═════ Page excerpt

On Fri, 18 Apr 2014, Jakub Jelinek wrote:

> Hi!
> 
> This patch fixes the adjustments performed by ipa_simd_modify_function_body
> on omp declare simd clones.
> Previously we've been trying to replace typically SSA_NAMEs with underlying
> PARM_DECLs of the to be replaced arguments with loads/stores from/to
> array refs (that will be hopefully vectorized) right around the referencing
> stmt, but:
> 1) this can't really work well if there is any life range overlap in SSA_NAMEs
>    with the same underlying PARM_DECL
> 2) PHIs weren't handled at all (neither PHI arguments, nor lhs of the PHIs)
> 3) for addressable PARM_DECLs the code pretty much assumed the same thing
>    can be done too
> 
> This patch instead adjusts all SSA_NAMEs with SSA_NAME_VAR equal to the to
> be replaced PARM_DECLs to a new underlying VAR_DECL, only changes the
> (D) SSA_NAME to a load done at the start of the entry block, and for
> addressable PARM_DECLs adjusts them such that they don't have to be
> regimplified (as we replace say address of a PARM_DECL which is a
> gimple_min_invariant with array ref with variable index which is not
> gimple_min_invariant, we need to force the addresses into SSA_NAMEs).
> 
> The tree-dfa.c fix is what I've discovered while writing the patch,
> if htab_find_slot_with_hash (..., NO_INSERT) fails to find something
> in the hash table (most likely not actually needed by the patch, discovered
> that just because the patch was buggy initially), it returns NULL rather
> than address of some slot which will contain NULL.

══════════

(Directive 1) Can you rewrite the paragraph in the mailing-list excerpt above that begins "This patch instead adjusts" as a short list that keeps its main facts?

═════ Provided material

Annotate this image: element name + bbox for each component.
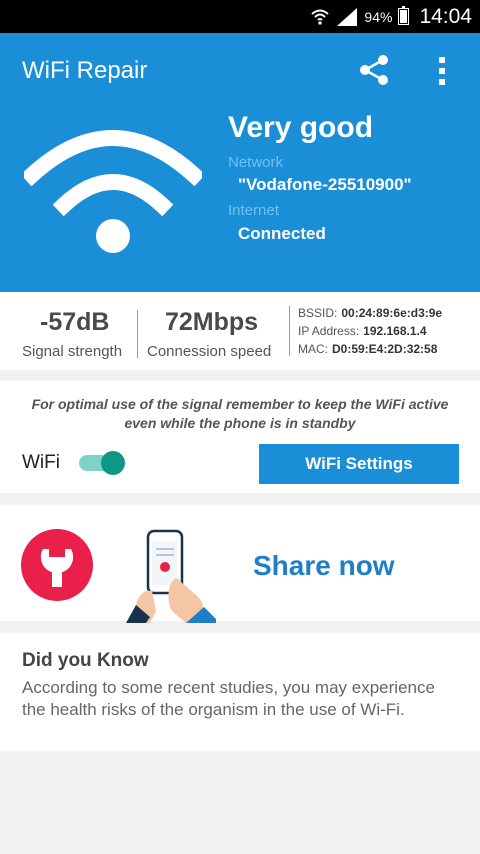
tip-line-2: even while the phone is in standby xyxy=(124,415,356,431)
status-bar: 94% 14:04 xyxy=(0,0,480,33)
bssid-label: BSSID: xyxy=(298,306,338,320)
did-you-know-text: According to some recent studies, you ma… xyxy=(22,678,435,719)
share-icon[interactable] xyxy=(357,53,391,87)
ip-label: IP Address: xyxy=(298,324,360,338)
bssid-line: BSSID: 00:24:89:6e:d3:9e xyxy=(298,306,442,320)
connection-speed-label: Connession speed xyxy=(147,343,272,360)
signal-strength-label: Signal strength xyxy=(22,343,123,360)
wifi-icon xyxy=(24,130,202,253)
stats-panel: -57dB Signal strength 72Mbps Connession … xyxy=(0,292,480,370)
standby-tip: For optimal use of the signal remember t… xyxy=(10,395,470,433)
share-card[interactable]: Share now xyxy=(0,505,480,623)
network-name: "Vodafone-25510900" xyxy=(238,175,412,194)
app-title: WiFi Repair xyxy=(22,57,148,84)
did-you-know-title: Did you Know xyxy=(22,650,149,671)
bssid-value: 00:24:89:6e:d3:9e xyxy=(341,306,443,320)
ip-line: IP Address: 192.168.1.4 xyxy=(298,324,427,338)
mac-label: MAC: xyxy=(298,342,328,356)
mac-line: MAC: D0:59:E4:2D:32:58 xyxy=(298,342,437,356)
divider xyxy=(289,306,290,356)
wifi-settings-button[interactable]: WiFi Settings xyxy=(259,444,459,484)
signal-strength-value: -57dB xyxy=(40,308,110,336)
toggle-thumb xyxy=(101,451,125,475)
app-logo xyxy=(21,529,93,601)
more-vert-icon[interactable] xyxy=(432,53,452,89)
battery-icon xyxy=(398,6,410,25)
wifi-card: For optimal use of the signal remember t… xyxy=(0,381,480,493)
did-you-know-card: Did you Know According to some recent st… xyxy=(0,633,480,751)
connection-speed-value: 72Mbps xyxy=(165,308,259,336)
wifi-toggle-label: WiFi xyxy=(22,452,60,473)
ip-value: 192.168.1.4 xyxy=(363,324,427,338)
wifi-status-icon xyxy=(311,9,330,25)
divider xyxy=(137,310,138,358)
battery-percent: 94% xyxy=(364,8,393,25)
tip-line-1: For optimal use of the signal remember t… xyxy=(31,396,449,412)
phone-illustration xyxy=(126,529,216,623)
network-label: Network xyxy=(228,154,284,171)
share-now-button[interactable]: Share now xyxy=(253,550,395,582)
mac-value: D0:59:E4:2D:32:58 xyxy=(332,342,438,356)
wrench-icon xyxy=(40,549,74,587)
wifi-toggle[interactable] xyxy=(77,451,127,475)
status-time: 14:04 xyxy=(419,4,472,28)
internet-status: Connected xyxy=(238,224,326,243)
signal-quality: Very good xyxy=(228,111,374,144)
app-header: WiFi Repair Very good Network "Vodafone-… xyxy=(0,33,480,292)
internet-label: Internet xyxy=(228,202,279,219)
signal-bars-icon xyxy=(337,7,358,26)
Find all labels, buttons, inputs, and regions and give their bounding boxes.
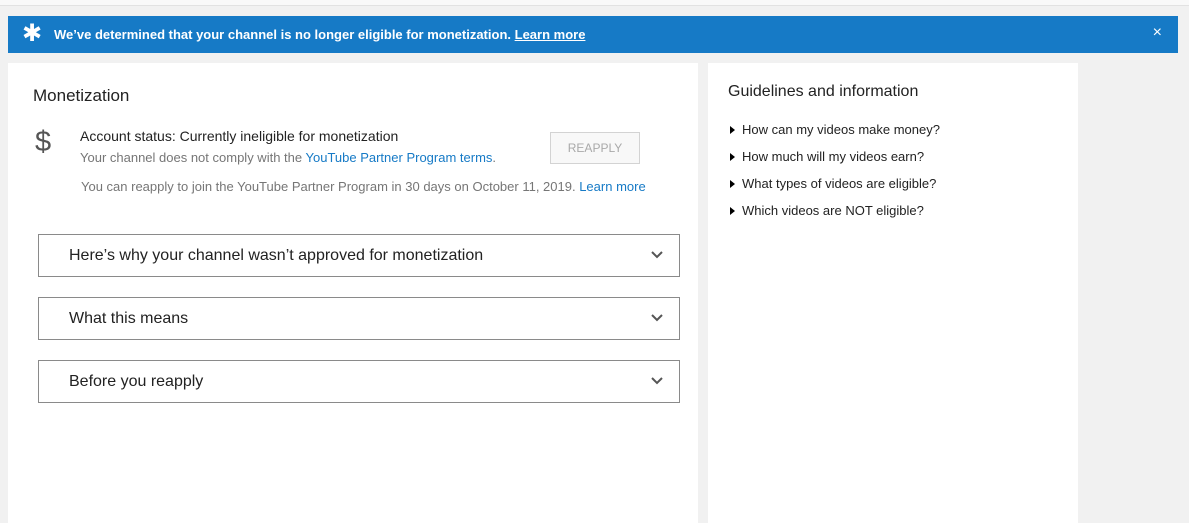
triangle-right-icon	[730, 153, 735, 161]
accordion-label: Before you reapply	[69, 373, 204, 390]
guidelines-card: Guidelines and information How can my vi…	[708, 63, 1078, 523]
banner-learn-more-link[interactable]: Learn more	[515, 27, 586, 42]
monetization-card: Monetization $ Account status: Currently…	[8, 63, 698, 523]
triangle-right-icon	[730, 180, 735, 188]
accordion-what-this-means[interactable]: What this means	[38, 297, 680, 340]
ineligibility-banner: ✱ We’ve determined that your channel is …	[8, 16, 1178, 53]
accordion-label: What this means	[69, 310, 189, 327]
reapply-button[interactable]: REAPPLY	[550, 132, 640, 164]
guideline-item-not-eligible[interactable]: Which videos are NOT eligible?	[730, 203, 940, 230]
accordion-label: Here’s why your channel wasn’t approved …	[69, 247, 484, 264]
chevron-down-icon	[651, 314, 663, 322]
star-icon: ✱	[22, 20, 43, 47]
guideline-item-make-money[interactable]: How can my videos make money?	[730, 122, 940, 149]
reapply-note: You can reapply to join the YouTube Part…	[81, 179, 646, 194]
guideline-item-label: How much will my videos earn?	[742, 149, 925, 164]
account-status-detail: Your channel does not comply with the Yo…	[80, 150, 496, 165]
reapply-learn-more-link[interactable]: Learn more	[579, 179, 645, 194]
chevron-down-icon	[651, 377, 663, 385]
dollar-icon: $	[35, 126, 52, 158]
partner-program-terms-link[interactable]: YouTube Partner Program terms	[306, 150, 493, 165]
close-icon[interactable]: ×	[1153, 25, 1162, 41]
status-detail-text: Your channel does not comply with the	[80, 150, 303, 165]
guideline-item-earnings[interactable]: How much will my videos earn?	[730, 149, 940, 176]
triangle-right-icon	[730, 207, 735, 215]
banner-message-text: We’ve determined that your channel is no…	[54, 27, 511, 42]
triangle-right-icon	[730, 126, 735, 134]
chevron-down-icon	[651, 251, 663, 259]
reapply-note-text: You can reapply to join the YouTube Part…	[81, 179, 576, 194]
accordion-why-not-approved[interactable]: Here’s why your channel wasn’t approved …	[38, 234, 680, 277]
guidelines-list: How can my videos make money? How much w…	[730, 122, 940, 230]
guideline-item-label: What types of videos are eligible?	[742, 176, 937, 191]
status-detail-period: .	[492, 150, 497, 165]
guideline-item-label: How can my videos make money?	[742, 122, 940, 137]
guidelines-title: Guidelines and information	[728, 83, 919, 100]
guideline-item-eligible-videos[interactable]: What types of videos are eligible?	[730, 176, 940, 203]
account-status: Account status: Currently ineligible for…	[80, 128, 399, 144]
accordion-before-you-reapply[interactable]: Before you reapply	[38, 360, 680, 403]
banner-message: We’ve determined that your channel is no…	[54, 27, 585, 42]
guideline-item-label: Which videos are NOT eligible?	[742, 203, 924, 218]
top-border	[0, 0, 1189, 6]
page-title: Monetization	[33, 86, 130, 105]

══════════

(Directive 2) Which lines of the listing contain the string "Repair"? Show each of them in full.

(Task response 1)
- All SSA_NAMEs whose SSA_NAME_VAR equals one of the PARM_DECLs being replaced are adjusted to a new underlying VAR_DECL.
- Only the (D) SSA_NAME is changed to a load, done at the start of the entry block.
- Addressable PARM_DECLs are adjusted so that they don't have to be regimplified.
- This is needed because the address of a PARM_DECL, which is a gimple_min_invariant, is replaced with an array ref with a variable index, which is not. The addresses therefore have to be forced into SSA_NAMEs.

(Task response 2)
app-title: WiFi Repair xyxy=(22,57,148,84)
app-header: WiFi Repair Very good Network "Vodafone-… xyxy=(0,33,480,292)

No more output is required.